• [AIM OF THE EXERCISE] Search the data below for the word "тимчасове" and copy each line that holds it.

• [DATA TO USE]

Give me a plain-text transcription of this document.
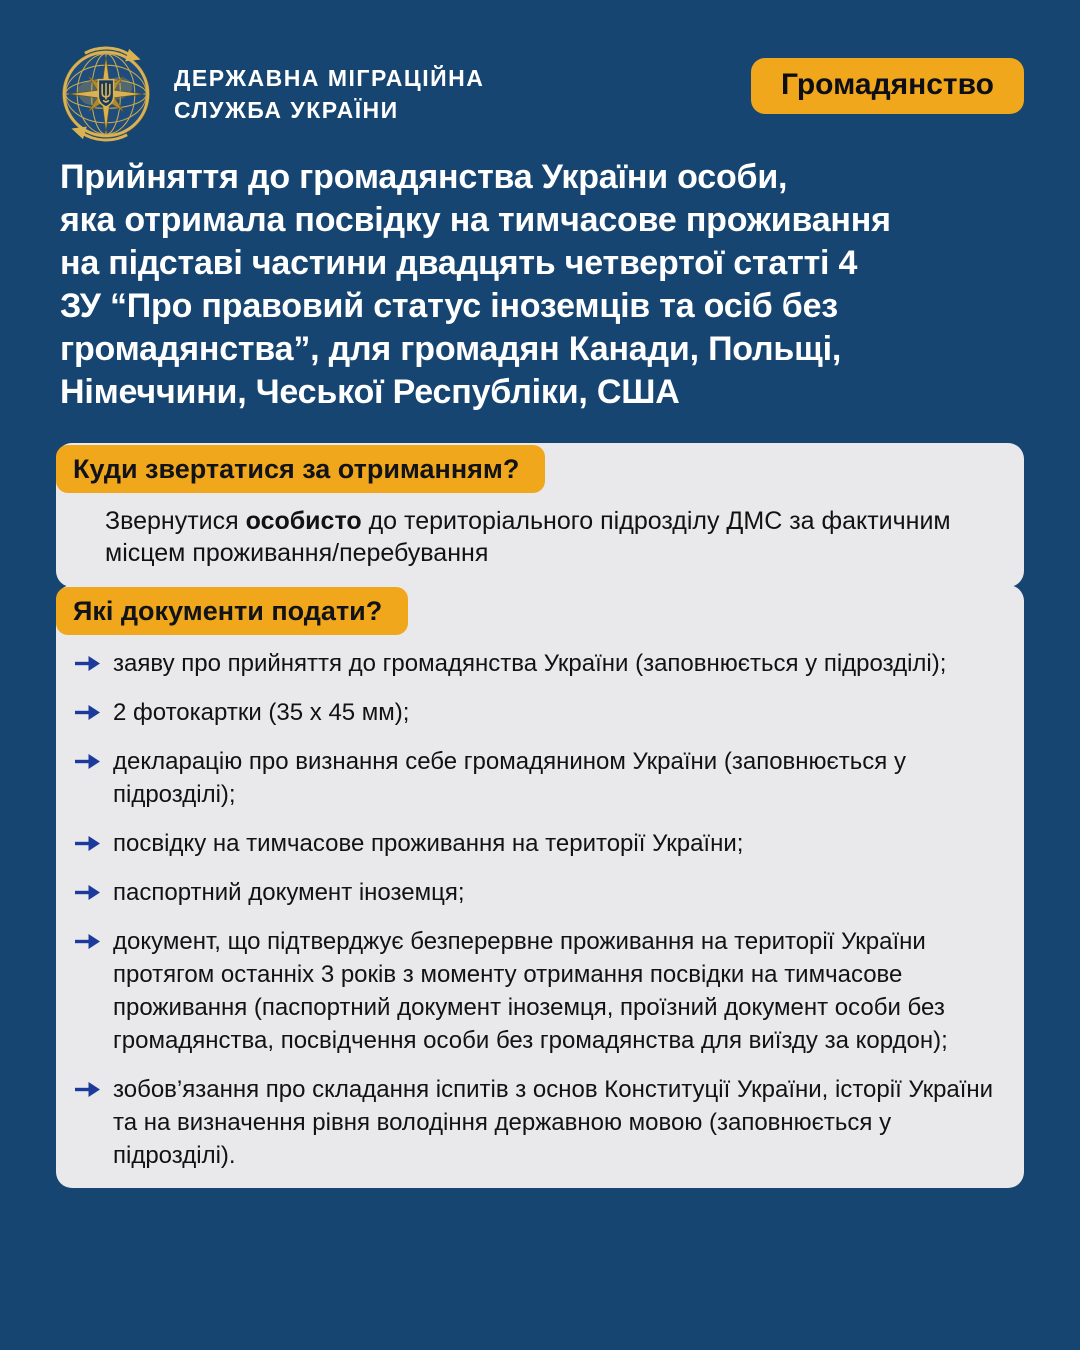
ДЕРЖАВНА МІГРАЦІЙНА
СЛУЖБА УКРАЇНИ
Громадянство
Прийняття до громадянства України особи,
яка отримала посвідку на тимчасове проживання
на підставі частини двадцять четвертої статті 4
ЗУ “Про правовий статус іноземців та осіб без
громадянства”, для громадян Канади, Польщі,
Німеччини, Чеської Республіки, США
Куди звертатися за отриманням?
Звернутися особисто до територіального підрозділу ДМС за фактичним місцем проживання/перебування
Які документи подати?
заяву про прийняття до громадянства України (заповнюється у підрозділі);
2 фотокартки (35 x 45 мм);
декларацію про визнання себе громадянином України (заповнюється у підрозділі);
посвідку на тимчасове проживання на території України;
паспортний документ іноземця;
документ, що підтверджує безперервне проживання на території України протягом останніх 3 років з моменту отримання посвідки на тимчасове проживання (паспортний документ іноземця, проїзний документ особи без громадянства, посвідчення особи без громадянства для виїзду за кордон);
зобов’язання про складання іспитів з основ Конституції України, історії України та на визначення рівня володіння державною мовою (заповнюється у підрозділі).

• [WRITTEN RESPONSE]
яка отримала посвідку на тимчасове проживання
посвідку на тимчасове проживання на території України;
документ, що підтверджує безперервне проживання на території України протягом останніх 3 років з моменту отримання посвідки на тимчасове проживання (паспортний документ іноземця, проїзний документ особи без громадянства, посвідчення особи без громадянства для виїзду за кордон);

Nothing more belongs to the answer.